START
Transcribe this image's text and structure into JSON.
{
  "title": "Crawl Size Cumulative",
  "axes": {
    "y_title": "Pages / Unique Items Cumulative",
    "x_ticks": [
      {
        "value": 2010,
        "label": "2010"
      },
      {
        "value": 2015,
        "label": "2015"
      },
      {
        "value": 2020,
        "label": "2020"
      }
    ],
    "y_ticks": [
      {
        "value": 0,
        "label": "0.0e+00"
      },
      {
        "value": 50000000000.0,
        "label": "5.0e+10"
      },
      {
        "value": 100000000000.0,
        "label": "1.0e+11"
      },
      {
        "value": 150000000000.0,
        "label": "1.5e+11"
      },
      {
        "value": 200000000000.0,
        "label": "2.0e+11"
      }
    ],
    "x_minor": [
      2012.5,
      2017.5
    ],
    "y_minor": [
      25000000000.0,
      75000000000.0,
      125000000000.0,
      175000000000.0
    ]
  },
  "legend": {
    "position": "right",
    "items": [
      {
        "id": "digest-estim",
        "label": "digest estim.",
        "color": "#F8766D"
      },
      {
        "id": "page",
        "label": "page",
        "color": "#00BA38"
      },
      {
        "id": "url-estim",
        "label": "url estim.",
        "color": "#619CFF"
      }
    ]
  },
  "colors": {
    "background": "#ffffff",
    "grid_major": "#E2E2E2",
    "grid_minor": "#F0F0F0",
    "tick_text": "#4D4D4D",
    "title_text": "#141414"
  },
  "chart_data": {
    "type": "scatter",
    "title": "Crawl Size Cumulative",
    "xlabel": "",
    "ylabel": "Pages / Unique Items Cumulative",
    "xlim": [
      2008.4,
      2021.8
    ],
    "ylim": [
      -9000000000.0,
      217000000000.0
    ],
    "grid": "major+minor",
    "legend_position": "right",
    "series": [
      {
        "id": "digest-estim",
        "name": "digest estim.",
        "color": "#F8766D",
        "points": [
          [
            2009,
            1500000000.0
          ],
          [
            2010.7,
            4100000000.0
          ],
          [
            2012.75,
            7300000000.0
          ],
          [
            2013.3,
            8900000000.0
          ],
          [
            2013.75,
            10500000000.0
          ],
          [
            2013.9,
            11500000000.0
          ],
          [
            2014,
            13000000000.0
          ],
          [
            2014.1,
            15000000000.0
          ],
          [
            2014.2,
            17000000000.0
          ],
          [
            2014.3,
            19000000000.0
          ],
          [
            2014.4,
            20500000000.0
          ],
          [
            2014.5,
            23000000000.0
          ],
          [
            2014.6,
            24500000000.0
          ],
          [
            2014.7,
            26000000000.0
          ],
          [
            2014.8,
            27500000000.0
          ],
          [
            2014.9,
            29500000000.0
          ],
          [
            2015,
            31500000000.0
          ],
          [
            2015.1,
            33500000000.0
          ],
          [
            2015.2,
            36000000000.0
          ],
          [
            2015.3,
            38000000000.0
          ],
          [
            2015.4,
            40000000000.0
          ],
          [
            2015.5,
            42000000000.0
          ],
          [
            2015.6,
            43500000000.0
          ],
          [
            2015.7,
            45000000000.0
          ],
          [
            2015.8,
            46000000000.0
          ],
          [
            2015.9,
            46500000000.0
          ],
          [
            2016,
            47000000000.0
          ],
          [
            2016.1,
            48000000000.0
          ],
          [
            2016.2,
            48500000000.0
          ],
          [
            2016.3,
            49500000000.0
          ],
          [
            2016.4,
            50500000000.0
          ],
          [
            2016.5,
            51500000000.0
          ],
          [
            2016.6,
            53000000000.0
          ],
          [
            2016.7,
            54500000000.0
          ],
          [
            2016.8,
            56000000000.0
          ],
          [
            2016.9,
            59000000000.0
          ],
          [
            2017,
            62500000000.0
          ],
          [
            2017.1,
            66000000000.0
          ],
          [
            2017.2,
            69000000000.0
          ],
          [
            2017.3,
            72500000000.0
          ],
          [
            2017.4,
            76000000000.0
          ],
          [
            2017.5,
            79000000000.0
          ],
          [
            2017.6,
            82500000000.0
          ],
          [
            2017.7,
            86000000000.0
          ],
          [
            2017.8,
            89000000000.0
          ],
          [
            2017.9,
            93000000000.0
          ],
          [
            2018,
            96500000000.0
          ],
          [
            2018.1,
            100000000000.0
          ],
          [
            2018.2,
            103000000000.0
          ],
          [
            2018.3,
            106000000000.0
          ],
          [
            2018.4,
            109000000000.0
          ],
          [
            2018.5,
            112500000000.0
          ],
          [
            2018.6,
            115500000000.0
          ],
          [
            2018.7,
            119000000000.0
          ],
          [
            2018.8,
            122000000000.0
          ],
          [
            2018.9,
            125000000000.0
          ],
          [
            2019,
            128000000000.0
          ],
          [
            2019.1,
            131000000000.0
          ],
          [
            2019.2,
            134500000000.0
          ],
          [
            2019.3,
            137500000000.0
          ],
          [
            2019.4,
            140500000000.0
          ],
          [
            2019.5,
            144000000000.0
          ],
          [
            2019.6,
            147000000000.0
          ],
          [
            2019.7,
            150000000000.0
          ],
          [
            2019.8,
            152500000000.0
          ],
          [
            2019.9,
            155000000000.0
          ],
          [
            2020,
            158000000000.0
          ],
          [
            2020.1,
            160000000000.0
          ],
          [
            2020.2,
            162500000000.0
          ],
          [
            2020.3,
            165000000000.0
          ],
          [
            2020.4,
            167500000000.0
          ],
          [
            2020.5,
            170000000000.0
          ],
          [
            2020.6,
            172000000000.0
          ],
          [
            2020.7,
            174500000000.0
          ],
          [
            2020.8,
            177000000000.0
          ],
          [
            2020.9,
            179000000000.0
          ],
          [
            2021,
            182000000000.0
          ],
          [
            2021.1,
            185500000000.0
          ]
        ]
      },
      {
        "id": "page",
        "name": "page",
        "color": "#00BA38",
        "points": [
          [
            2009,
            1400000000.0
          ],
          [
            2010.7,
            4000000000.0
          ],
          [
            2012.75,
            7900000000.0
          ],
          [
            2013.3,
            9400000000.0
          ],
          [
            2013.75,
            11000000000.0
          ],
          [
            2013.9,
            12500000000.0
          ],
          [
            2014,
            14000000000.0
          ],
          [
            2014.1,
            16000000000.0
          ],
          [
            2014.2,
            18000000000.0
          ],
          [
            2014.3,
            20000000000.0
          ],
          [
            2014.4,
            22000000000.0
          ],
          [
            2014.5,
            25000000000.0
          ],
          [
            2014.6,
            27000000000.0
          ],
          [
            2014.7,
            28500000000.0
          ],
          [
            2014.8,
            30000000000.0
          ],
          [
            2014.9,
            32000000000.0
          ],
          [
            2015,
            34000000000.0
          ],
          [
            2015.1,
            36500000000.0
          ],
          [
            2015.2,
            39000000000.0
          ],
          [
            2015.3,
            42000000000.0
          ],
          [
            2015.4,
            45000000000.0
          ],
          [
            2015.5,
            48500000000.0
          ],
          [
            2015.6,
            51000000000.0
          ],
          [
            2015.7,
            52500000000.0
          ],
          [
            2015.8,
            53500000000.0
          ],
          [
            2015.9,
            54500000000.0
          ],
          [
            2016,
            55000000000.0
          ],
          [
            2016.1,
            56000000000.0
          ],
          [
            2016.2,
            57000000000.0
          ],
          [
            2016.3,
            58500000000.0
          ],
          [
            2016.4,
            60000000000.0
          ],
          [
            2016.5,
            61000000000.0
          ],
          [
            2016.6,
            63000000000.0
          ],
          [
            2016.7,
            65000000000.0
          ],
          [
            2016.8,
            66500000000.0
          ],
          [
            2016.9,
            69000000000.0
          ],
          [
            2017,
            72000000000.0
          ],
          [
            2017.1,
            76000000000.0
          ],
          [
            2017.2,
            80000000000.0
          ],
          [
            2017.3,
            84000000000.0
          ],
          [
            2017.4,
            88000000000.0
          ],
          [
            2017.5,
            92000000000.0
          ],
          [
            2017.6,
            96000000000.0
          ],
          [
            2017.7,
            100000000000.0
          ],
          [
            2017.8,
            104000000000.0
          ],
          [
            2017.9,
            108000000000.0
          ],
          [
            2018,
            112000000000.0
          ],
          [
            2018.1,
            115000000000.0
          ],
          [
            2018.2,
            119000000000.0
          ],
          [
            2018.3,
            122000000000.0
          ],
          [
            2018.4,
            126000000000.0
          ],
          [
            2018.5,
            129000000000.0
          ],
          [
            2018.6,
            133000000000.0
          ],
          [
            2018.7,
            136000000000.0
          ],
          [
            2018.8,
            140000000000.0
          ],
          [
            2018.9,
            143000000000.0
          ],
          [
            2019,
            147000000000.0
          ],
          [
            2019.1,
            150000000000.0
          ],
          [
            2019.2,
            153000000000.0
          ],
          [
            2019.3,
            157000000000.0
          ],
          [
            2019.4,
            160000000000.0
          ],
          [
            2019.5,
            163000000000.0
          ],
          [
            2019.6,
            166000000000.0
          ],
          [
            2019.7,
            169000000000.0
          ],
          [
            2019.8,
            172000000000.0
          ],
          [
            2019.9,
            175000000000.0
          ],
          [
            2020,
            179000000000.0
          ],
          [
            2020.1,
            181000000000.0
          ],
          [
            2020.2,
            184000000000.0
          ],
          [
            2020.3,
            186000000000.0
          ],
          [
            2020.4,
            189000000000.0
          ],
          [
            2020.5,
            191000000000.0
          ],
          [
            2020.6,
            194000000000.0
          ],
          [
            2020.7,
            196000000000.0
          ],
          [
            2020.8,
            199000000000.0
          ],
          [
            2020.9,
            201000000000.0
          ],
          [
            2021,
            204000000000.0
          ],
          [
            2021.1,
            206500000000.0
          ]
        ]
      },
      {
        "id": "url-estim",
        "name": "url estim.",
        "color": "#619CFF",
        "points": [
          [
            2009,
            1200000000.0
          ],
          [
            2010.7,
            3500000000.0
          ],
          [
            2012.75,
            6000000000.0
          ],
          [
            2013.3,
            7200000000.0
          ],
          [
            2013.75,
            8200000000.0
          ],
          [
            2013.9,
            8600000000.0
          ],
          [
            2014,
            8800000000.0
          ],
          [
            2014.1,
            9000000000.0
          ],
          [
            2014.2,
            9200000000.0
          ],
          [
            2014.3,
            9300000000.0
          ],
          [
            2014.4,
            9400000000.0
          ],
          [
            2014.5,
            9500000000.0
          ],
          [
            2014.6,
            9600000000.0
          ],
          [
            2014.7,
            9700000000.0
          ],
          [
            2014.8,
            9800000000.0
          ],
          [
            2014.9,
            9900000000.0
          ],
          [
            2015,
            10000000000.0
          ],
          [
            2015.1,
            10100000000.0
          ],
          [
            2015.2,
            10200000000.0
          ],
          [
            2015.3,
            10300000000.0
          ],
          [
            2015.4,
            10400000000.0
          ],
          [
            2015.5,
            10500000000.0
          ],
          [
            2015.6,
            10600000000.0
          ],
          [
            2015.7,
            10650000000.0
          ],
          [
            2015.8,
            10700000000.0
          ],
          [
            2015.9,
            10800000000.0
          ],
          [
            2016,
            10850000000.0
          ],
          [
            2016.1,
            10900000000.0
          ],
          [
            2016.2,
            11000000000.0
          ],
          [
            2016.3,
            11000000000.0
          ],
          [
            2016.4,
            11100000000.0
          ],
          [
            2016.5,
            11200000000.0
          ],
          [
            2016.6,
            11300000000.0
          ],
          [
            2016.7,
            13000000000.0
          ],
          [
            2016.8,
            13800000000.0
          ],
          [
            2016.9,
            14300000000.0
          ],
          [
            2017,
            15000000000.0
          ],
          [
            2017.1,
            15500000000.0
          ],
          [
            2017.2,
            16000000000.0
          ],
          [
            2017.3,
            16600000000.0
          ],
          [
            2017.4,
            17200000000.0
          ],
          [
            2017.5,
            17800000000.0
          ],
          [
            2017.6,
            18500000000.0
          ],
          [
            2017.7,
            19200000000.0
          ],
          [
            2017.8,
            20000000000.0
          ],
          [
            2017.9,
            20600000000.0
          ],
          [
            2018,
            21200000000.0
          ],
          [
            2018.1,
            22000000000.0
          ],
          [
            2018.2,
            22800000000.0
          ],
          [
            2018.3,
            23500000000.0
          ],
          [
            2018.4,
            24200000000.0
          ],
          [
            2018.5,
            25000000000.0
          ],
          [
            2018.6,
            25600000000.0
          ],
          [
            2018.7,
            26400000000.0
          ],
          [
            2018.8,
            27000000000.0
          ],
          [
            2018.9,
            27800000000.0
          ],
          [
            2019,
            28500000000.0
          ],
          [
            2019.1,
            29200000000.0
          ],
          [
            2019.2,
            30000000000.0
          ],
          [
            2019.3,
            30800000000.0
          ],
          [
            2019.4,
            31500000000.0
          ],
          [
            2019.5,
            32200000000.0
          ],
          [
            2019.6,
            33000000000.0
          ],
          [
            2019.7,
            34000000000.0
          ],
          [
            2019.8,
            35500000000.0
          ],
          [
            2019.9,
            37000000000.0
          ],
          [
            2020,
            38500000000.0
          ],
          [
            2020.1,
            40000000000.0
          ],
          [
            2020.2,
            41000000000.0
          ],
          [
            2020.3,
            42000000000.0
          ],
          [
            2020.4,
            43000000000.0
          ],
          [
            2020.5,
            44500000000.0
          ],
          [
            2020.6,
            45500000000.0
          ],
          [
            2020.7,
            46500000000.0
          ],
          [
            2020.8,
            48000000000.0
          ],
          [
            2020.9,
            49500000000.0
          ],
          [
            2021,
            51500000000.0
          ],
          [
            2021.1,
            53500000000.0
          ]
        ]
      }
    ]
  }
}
END
What the task asks: Where a line of the entries contains the word "digest", copy that line.

Solution for this task:
        "id": "digest-estim",
        "label": "digest estim.",
        "id": "digest-estim",
        "name": "digest estim.",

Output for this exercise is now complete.